- TEXT SECTION -
_ _ _ _ _

All illustrations: Dominic Xavier/Rediff.com

*"Bhagwan ka naam din bhar lena chahiye."

*"Khaane peene ko milta hai."

*"Lekin dimag kaam nahin kar raha hai."

*"Gaav jaane ka man kar raha hai."

*"Bandh karke rakha hai hum logon ko idhar."

*"Agar aana-jaana allow karte, toh woh dil ko fresh rakhta hai or mann halka."

*"Aur hamara behan chaar kg chicken manga ke party kar rahein hai, gaav mein."

Eavesdroppers often hear highly educational snippets.

When I am in the kitchen, every morning, washing my packets of fresh milk, for three sets of 40 seconds each, and dunking them in boiling hot water, my ears log into the conversations unfolding in the rear of the building.

The neighbour across has a family of live-in help, the Mahadiks, who occupy one room at the back of their flat.

And these are the bits of dialogue that are usually emanating from the head male member of that family, Suresh Mahadik, who sagaciously weighs in, daily, on every aspect of lockdown Mumbai life.

Either to different people on the phone.

Or his mother in the village.

Or sometimes the grizzled, weather-worn garbage collector, Suresh Chauhan, who hasn't been able to go home to his family in Chunnabatti, north east Mumbai, since April 1, sits down with him and they chew the fat.

Chauhan talks, it seems longingly, about the khet (fields) on the banks of the Ganga Maaee in his native UP.

They discuss how to grow fresh coriander -- a rare commodity in times like these -- in a pot. And mango trees in gamlas (flower pots); why that is of consequence, who knows.

These conversations, and so many other tiny little crazy things, signal how upside-down our days have become.

Our Lockdown Life has a sort of schizophrenic, Dr-Jekyll-and-Mr-Hyde personality about it.

Some of it makes you want to weep.

And causes dense gloom.

There's a sense that one is living in some kind of lost age, like the people who got frozen in Sleeping Beauty's castle.

The rest is often amusing.

Or at least deeply ironical.

Like the arguments on WhatsApp groups about the dire need to have domestic help back.

And the issues that some folks I know are facing dealing with seven live-in domestic help including the driver!

Or the south Mumbai concept of social distancing which still involves the watchman running to a car door or the building gate, standing not even six inches away, forget six feet, as the resident regally glides in or out.

Like when the cat -- the only other companion that my younger daughter and I have, during these past 80 odd days -- sniffed some not yet decontaminated groceries and had to be scrubbed down, as he wriggled, with surgical spirit (which I later read was not a great idea).

Or the time one of my elder daughter's friends, who runs a chemist shop, came desperately knocking late at night offering to pay for a bottle of wine.

Like hearing from Ashwini Gavnang, who cleans our home (once upon a time before the lockdown), that the local municipal school teachers are conducting lessons on WhatsApp, while my daughter's college has not yet mastered the online medium.

_ _ _ _ _

- WHAT THIS EXERCISE ASKS -
1. Decide whether each statement agrees with the lockdown text. Answer yes or no for (a), (b) and (c), and quote the deciding words.
(a) The garbage collector has not been able to go home to his family since April 1.
(b) The milk packets are washed for two sets of 40 seconds each.
(c) The cat was scrubbed down with soap and water.
2. Carry on the lockdown text after its last sentence.

_ _ _ _ _

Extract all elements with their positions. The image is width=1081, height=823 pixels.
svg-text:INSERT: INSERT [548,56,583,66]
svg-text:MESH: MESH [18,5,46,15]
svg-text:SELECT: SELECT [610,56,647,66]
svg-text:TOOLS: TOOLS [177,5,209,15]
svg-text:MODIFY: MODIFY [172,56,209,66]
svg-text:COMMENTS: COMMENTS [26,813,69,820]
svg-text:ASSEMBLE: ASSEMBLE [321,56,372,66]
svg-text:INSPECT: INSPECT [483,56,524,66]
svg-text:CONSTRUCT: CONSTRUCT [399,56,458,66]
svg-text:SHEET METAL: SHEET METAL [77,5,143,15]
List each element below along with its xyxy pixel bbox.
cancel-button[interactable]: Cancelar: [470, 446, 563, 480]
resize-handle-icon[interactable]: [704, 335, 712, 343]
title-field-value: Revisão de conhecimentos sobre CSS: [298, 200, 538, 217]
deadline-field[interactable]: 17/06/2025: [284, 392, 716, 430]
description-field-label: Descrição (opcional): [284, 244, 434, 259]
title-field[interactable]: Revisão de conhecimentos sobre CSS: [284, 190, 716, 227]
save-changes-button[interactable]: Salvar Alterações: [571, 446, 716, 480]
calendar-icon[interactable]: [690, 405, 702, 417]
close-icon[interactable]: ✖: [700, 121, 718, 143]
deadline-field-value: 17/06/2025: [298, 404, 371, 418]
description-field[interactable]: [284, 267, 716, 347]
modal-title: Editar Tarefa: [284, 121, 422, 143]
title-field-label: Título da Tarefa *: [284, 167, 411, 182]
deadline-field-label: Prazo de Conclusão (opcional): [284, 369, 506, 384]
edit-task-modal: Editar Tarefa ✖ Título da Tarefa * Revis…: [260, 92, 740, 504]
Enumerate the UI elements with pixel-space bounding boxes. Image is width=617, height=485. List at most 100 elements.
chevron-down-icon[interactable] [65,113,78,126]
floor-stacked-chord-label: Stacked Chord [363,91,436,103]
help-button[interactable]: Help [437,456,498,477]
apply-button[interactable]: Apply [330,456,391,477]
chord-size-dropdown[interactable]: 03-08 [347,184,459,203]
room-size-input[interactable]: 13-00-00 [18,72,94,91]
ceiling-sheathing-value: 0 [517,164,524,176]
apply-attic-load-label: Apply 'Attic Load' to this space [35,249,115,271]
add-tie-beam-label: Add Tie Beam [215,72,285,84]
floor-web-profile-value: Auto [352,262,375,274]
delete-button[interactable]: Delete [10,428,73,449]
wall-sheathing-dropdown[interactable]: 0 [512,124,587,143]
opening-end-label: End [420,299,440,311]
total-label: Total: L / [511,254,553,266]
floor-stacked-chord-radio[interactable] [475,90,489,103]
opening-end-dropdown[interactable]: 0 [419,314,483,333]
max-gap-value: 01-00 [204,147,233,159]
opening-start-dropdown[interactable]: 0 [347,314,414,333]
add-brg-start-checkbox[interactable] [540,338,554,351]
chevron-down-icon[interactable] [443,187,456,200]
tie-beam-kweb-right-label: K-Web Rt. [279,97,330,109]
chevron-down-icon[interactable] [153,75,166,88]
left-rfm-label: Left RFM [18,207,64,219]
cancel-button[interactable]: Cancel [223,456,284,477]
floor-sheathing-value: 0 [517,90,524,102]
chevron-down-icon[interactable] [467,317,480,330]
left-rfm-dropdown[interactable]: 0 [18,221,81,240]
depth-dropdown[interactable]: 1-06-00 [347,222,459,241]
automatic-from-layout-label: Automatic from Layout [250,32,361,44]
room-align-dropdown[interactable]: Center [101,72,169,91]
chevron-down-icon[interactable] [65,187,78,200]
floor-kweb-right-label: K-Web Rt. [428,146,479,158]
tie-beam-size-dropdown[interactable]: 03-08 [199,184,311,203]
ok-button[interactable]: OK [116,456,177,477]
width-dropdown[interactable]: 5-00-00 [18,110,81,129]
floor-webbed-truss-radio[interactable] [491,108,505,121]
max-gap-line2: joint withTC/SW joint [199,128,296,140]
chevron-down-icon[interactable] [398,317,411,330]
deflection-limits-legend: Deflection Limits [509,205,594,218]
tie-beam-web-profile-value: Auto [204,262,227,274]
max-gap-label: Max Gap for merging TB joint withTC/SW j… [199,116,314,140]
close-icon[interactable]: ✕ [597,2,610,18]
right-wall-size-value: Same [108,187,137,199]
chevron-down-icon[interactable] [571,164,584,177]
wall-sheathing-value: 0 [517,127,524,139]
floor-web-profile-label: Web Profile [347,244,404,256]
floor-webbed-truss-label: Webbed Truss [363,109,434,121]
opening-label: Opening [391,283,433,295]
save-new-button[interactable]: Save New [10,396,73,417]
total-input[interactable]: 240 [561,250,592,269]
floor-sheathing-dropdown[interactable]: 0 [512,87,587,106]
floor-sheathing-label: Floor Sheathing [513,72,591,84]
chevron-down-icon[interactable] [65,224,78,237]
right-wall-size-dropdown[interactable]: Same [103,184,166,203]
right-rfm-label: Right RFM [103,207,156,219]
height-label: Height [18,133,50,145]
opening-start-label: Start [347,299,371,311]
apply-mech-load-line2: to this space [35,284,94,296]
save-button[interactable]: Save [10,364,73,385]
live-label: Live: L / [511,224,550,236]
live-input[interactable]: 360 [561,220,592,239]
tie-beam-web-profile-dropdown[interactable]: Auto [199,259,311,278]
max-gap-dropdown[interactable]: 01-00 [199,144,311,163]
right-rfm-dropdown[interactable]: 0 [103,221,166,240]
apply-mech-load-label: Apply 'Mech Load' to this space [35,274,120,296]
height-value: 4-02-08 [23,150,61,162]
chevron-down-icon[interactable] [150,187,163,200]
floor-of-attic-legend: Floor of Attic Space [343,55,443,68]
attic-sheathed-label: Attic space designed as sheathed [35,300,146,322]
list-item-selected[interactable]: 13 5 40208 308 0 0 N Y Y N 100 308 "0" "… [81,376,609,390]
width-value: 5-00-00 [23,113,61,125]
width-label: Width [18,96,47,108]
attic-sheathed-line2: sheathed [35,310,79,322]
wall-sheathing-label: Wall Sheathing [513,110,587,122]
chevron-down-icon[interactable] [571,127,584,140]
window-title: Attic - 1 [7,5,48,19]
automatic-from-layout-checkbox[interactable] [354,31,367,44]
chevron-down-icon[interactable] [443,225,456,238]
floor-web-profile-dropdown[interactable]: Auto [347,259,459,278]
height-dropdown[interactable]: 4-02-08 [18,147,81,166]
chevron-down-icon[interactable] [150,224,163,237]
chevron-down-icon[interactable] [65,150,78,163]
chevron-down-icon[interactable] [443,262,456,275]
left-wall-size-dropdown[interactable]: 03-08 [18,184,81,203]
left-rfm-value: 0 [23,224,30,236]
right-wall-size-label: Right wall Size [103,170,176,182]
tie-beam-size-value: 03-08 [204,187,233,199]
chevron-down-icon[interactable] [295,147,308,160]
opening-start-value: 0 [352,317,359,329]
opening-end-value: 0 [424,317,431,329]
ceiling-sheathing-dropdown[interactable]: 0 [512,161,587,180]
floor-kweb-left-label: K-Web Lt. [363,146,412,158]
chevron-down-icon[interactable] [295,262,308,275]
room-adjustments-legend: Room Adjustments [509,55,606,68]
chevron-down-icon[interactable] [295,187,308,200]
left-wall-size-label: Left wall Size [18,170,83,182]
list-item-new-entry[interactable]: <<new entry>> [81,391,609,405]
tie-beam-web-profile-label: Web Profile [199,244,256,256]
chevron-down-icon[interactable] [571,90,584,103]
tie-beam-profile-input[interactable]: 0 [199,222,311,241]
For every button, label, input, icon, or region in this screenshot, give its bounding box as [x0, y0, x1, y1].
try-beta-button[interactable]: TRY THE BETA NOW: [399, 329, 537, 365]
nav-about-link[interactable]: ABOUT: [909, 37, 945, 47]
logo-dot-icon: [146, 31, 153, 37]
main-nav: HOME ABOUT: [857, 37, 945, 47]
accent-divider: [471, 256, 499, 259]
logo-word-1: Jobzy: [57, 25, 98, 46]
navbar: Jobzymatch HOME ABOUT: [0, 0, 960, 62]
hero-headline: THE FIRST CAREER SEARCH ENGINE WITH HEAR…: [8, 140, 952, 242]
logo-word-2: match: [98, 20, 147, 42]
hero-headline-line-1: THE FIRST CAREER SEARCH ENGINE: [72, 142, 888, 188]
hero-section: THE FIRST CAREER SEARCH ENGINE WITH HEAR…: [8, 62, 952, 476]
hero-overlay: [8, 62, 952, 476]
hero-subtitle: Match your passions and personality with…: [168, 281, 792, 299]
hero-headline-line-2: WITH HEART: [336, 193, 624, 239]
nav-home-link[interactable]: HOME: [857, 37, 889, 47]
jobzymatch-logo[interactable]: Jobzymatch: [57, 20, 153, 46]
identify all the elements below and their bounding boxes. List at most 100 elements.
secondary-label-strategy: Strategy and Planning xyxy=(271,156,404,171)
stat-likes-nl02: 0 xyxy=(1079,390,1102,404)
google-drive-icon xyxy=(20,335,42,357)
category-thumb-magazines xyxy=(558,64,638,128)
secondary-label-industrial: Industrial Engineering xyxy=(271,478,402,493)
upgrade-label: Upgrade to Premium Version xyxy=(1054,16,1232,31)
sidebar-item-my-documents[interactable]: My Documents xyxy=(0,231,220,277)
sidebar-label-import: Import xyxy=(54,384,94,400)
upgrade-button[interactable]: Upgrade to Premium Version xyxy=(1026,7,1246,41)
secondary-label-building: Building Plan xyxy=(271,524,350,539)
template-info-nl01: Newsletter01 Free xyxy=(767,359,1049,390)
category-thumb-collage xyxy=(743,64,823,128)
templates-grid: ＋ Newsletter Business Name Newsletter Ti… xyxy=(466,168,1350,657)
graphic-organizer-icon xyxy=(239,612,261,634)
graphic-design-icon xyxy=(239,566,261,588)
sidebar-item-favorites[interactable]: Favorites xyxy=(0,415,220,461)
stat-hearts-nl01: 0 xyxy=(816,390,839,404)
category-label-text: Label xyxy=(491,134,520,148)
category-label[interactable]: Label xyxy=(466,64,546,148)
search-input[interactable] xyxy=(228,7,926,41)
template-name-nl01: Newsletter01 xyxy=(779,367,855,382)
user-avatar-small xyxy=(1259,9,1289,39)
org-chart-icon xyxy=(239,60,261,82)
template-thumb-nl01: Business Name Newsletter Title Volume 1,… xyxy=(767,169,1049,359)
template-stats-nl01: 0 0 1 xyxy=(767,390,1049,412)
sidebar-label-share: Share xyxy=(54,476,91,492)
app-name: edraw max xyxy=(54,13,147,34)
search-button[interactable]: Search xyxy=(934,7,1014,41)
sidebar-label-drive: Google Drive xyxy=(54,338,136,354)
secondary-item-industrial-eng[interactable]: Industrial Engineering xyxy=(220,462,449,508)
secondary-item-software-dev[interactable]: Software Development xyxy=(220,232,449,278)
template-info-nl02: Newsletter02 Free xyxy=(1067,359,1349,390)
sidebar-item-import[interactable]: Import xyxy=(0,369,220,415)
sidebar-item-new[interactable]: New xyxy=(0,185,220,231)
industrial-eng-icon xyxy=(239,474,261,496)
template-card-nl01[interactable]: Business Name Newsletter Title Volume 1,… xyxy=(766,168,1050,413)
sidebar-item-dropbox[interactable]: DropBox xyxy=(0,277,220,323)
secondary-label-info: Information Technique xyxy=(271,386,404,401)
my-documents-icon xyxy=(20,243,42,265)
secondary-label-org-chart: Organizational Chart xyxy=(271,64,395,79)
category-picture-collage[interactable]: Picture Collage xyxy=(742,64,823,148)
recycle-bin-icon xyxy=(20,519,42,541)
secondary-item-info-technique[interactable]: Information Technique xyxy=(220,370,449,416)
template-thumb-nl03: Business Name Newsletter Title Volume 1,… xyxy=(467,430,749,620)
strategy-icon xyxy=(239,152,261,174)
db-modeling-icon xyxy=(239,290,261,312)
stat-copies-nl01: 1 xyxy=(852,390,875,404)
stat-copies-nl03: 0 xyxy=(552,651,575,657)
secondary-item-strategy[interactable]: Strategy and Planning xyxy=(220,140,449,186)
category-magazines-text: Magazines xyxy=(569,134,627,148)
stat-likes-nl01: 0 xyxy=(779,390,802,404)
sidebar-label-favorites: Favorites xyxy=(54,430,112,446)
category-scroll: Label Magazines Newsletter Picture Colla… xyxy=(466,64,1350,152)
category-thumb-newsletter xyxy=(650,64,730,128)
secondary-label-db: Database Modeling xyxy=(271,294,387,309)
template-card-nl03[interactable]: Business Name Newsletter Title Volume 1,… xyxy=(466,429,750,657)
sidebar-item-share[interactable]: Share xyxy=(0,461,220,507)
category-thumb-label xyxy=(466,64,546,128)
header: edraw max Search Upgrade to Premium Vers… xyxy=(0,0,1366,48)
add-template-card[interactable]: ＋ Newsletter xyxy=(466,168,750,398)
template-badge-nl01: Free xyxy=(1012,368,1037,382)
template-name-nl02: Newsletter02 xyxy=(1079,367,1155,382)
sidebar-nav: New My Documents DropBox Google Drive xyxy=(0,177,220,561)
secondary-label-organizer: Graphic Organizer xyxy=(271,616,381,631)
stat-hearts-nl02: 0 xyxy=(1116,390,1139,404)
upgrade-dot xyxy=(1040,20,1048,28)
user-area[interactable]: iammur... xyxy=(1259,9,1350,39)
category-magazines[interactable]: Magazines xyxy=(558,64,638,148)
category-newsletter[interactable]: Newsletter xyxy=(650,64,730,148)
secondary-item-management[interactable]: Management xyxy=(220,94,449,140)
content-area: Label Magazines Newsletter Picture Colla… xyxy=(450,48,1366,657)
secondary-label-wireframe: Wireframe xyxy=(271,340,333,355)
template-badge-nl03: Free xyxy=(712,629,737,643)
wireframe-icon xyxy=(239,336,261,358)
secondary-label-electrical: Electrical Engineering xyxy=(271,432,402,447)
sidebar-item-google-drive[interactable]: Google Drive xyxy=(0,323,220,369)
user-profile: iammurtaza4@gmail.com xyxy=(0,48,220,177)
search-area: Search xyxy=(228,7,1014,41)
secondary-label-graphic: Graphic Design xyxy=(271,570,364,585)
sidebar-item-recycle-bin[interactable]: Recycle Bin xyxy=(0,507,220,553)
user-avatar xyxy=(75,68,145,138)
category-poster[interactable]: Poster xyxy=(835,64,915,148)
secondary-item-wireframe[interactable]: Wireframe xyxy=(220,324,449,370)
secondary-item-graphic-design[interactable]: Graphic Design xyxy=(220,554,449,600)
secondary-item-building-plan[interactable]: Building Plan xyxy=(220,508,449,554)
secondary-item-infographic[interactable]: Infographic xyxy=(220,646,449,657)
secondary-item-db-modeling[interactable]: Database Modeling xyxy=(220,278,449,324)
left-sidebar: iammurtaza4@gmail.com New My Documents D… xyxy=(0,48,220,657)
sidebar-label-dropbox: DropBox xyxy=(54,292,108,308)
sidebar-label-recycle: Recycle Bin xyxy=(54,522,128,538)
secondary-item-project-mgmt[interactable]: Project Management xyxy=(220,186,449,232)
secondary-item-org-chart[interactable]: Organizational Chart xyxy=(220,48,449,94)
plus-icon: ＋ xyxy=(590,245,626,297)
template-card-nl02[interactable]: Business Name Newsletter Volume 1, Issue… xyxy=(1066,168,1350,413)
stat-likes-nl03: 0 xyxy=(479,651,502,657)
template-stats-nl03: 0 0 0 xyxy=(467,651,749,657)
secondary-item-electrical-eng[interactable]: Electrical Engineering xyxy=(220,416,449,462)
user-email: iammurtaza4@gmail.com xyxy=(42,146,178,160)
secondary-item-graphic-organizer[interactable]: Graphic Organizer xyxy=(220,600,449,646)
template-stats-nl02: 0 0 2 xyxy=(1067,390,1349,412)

_ _ _ _ _

- TASK-BY-TASK RESULTS -
1.
(a) Yes: "who hasn't been able to go home to his family in Chunnabatti, north east Mumbai, since April 1"
(b) No: "for three sets of 40 seconds each"
(c) No: "had to be scrubbed down, as he wriggled, with surgical spirit"

2.
Or that our only outing, into the new masked world, is our weekly trips to the trash cans at the end of the road with hugely heavy bags of garbage, containing sometimes washing experiments gone wrong, like the last edition of soapy mushrooms.

It requires almost mathematical precision to pull off this trip safely!

Our lockdown existence has been particularly strange because the family got split up.

My husband, our three dogs and my 82-year-old mother-in-law went off on a pre-lockdown driving holiday and are consciously stranded in a home in another small town, that fortunately has a garden.

Just imagine walking three dogs, four times a day, in Mumbai during this COVID-19 crisis.

But they are running short of clothes, dog medicine etc.

His updates are like postcards from sylvan rural Maharashtra, which has not that many corona cases, but awareness is limited.

My elder daughter is abroad studying and could not catch the last flight back to India, before the country shut down.

She is probably safer where she is except that she is almost entirely alone in her student accommodation.

The other post graduate students all fled back to their own countries, probably never to return -- Vietnam, France, China, India -- leaving behind half their possessions and a fridge full of smelling food.

There's only a Brazilian MBA student, living in the next building, who decided not to return to Rio de Janeiro.

They meet up sometimes for a pasta meal in his room.

Ricardo is now also planning to leave, to stay with friends on the other side of the country, to save room rent.

She is also under lockdown, but the rules there permit a person to stay within a 2 km radius of their home.

She is a firm fan of the half-Indian leader there who is battling to bring the situation under control.

I receive from her, over WhatsApp, every few days, pics of the gorgeous but desolate countryside, happily paddling ducks, the groceries she bought and other snapshots of her solitary existence.

The absence of the rest of the family, particularly our noisy dogs, has ensured that the home is deathly quiet.

Awkwardly, eerily quiet.

My just-out-of her-teens younger daughter is functioning in a different time zone and stays up all night interacting with friends online and doesn't surface sometimes till 4 pm.

And the cat Stinky usually doesn't have much to say after he has had his meal.

Net result: Every noise or conversation happening beyond our doorstep seeps in loud and clear.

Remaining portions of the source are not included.